## Data provided
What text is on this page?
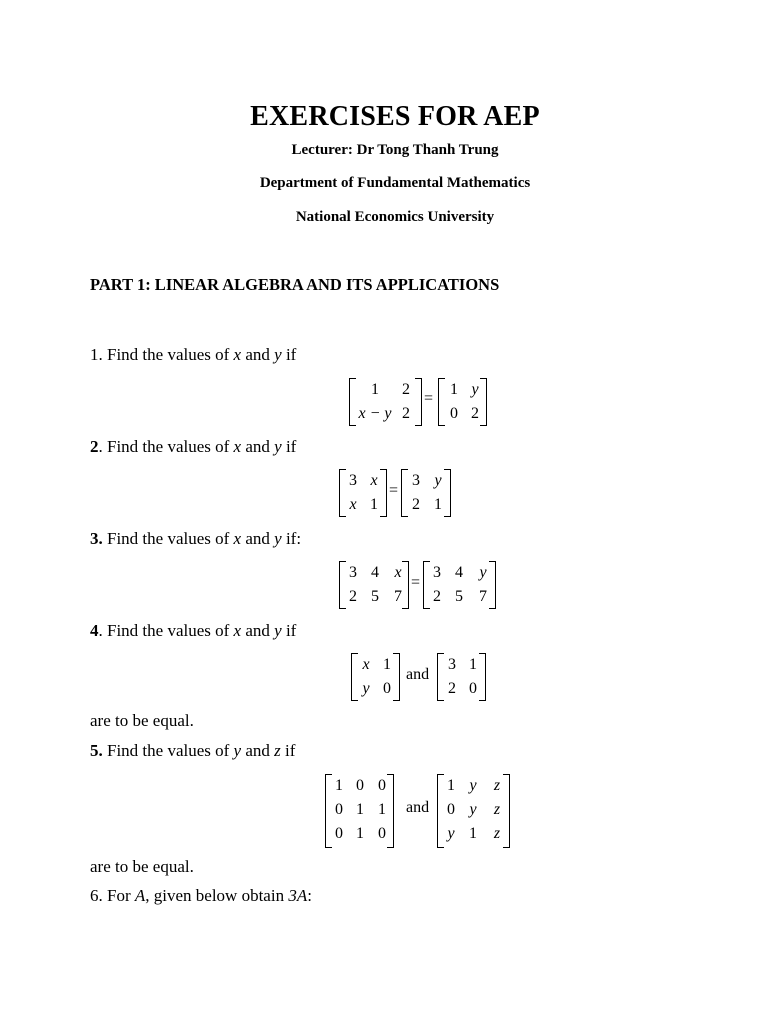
EXERCISES FOR AEP
Lecturer: Dr Tong Thanh Trung
Department of Fundamental Mathematics
National Economics University
PART 1: LINEAR ALGEBRA AND ITS APPLICATIONS
1. Find the values of x and y if
1 2
x − y 2
=
1 y
0 2
2. Find the values of x and y if
3 x
x 1
=
3 y
2 1
3. Find the values of x and y if:
3 4 x
2 5 7
=
3 4 y
2 5 7
4. Find the values of x and y if
x 1
y 0
and
3 1
2 0
are to be equal.
5. Find the values of y and z if
1 0 0
0 1 1
0 1 0
and
1 y z
0 y z
y 1 z
are to be equal.
6. For A, given below obtain 3A:
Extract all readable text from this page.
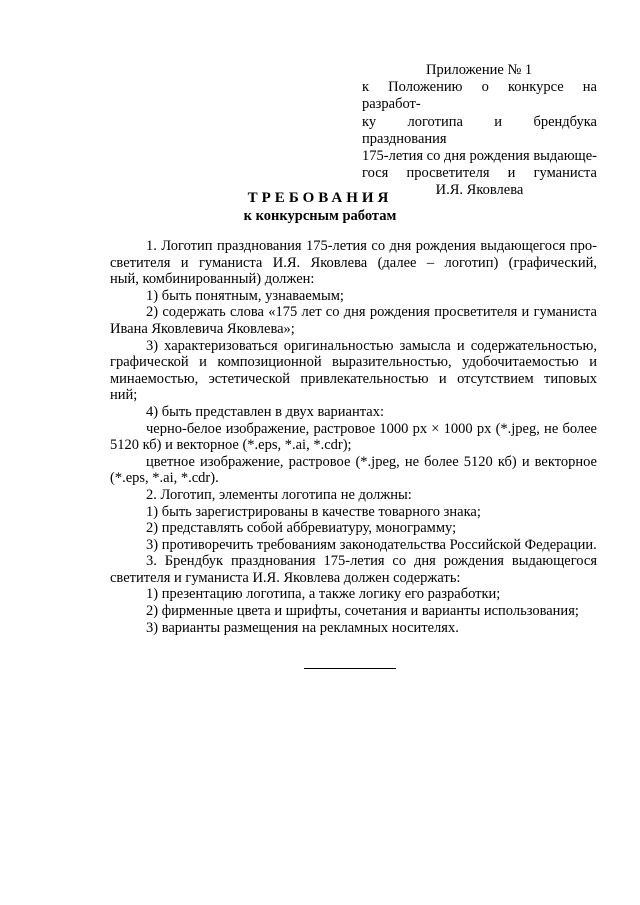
Приложение № 1
к Положению о конкурсе на разработ-
ку логотипа и брендбука празднования
175-летия со дня рождения выдающе-
гося просветителя и гуманиста
И.Я. Яковлева
ТРЕБОВАНИЯ
к конкурсным работам
1. Логотип празднования 175-летия со дня рождения выдающегося про-
светителя и гуманиста И.Я. Яковлева (далее – логотип) (графический,
ный, комбинированный) должен:
1) быть понятным, узнаваемым;
2) содержать слова «175 лет со дня рождения просветителя и гуманиста
Ивана Яковлевича Яковлева»;
3) характеризоваться оригинальностью замысла и содержательностью,
графической и композиционной выразительностью, удобочитаемостью и
минаемостью, эстетической привлекательностью и отсутствием типовых
ний;
4) быть представлен в двух вариантах:
черно-белое изображение, растровое 1000 px × 1000 px (*.jpeg, не более
5120 кб) и векторное (*.eps, *.ai, *.cdr);
цветное изображение, растровое (*.jpeg, не более 5120 кб) и векторное
(*.eps, *.ai, *.cdr).
2. Логотип, элементы логотипа не должны:
1) быть зарегистрированы в качестве товарного знака;
2) представлять собой аббревиатуру, монограмму;
3) противоречить требованиям законодательства Российской Федерации.
3. Брендбук празднования 175-летия со дня рождения выдающегося
светителя и гуманиста И.Я. Яковлева должен содержать:
1) презентацию логотипа, а также логику его разработки;
2) фирменные цвета и шрифты, сочетания и варианты использования;
3) варианты размещения на рекламных носителях.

## Task details
Only the lines from the one holding "Extract all readable text from this page." through the last line of the records should be output, please, exactly and without any pictures.

## The reply
Extract all readable text from this page.
Приложение № 1
к Положению о конкурсе на разработ-
ку логотипа и брендбука празднования
175-летия со дня рождения выдающе-
гося просветителя и гуманиста
И.Я. Яковлева
ТРЕБОВАНИЯ
к конкурсным работам
1. Логотип празднования 175-летия со дня рождения выдающегося про-
светителя и гуманиста И.Я. Яковлева (далее – логотип) (графический,
ный, комбинированный) должен:
1) быть понятным, узнаваемым;
2) содержать слова «175 лет со дня рождения просветителя и гуманиста
Ивана Яковлевича Яковлева»;
3) характеризоваться оригинальностью замысла и содержательностью,
графической и композиционной выразительностью, удобочитаемостью и
минаемостью, эстетической привлекательностью и отсутствием типовых
ний;
4) быть представлен в двух вариантах:
черно-белое изображение, растровое 1000 px × 1000 px (*.jpeg, не более
5120 кб) и векторное (*.eps, *.ai, *.cdr);
цветное изображение, растровое (*.jpeg, не более 5120 кб) и векторное
(*.eps, *.ai, *.cdr).
2. Логотип, элементы логотипа не должны:
1) быть зарегистрированы в качестве товарного знака;
2) представлять собой аббревиатуру, монограмму;
3) противоречить требованиям законодательства Российской Федерации.
3. Брендбук празднования 175-летия со дня рождения выдающегося
светителя и гуманиста И.Я. Яковлева должен содержать:
1) презентацию логотипа, а также логику его разработки;
2) фирменные цвета и шрифты, сочетания и варианты использования;
3) варианты размещения на рекламных носителях.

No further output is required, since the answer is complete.